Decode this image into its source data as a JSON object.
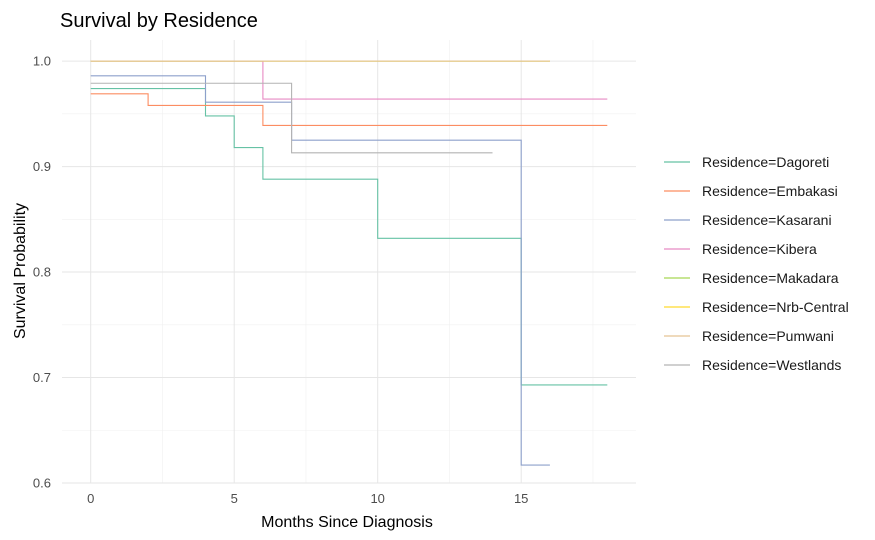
{
  "chart_data": {
    "type": "line",
    "step": true,
    "title": "Survival by Residence",
    "xlabel": "Months Since Diagnosis",
    "ylabel": "Survival Probability",
    "xlim": [
      -1,
      19
    ],
    "ylim": [
      0.6,
      1.02
    ],
    "x_ticks": [
      0,
      5,
      10,
      15
    ],
    "x_tick_labels": [
      "0",
      "5",
      "10",
      "15"
    ],
    "y_ticks": [
      0.6,
      0.7,
      0.8,
      0.9,
      1.0
    ],
    "y_tick_labels": [
      "0.6",
      "0.7",
      "0.8",
      "0.9",
      "1.0"
    ],
    "grid": true,
    "legend_position": "right",
    "series": [
      {
        "name": "Residence=Dagoreti",
        "color": "#66C2A5",
        "points": [
          [
            0,
            0.974
          ],
          [
            4,
            0.974
          ],
          [
            4,
            0.948
          ],
          [
            5,
            0.948
          ],
          [
            5,
            0.918
          ],
          [
            6,
            0.918
          ],
          [
            6,
            0.888
          ],
          [
            10,
            0.888
          ],
          [
            10,
            0.832
          ],
          [
            15,
            0.832
          ],
          [
            15,
            0.693
          ],
          [
            18,
            0.693
          ]
        ]
      },
      {
        "name": "Residence=Embakasi",
        "color": "#FC8D62",
        "points": [
          [
            0,
            0.969
          ],
          [
            2,
            0.969
          ],
          [
            2,
            0.958
          ],
          [
            6,
            0.958
          ],
          [
            6,
            0.939
          ],
          [
            18,
            0.939
          ]
        ]
      },
      {
        "name": "Residence=Kasarani",
        "color": "#8DA0CB",
        "points": [
          [
            0,
            0.986
          ],
          [
            4,
            0.986
          ],
          [
            4,
            0.961
          ],
          [
            7,
            0.961
          ],
          [
            7,
            0.925
          ],
          [
            15,
            0.925
          ],
          [
            15,
            0.617
          ],
          [
            16,
            0.617
          ]
        ]
      },
      {
        "name": "Residence=Kibera",
        "color": "#E78AC3",
        "points": [
          [
            0,
            1.0
          ],
          [
            6,
            1.0
          ],
          [
            6,
            0.964
          ],
          [
            18,
            0.964
          ]
        ]
      },
      {
        "name": "Residence=Makadara",
        "color": "#A6D854",
        "points": [
          [
            0,
            1.0
          ],
          [
            16,
            1.0
          ]
        ]
      },
      {
        "name": "Residence=Nrb-Central",
        "color": "#FFD92F",
        "points": [
          [
            0,
            1.0
          ],
          [
            16,
            1.0
          ]
        ]
      },
      {
        "name": "Residence=Pumwani",
        "color": "#E5C494",
        "points": [
          [
            0,
            1.0
          ],
          [
            16,
            1.0
          ]
        ]
      },
      {
        "name": "Residence=Westlands",
        "color": "#B3B3B3",
        "points": [
          [
            0,
            0.979
          ],
          [
            7,
            0.979
          ],
          [
            7,
            0.913
          ],
          [
            14,
            0.913
          ]
        ]
      }
    ]
  }
}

◆ **WHAT TO PRODUCE**
Pull out all lines containing the word "color" from the entries above.

◆ **RESPONSE**
        "color": "#66C2A5",
        "color": "#FC8D62",
        "color": "#8DA0CB",
        "color": "#E78AC3",
        "color": "#A6D854",
        "color": "#FFD92F",
        "color": "#E5C494",
        "color": "#B3B3B3",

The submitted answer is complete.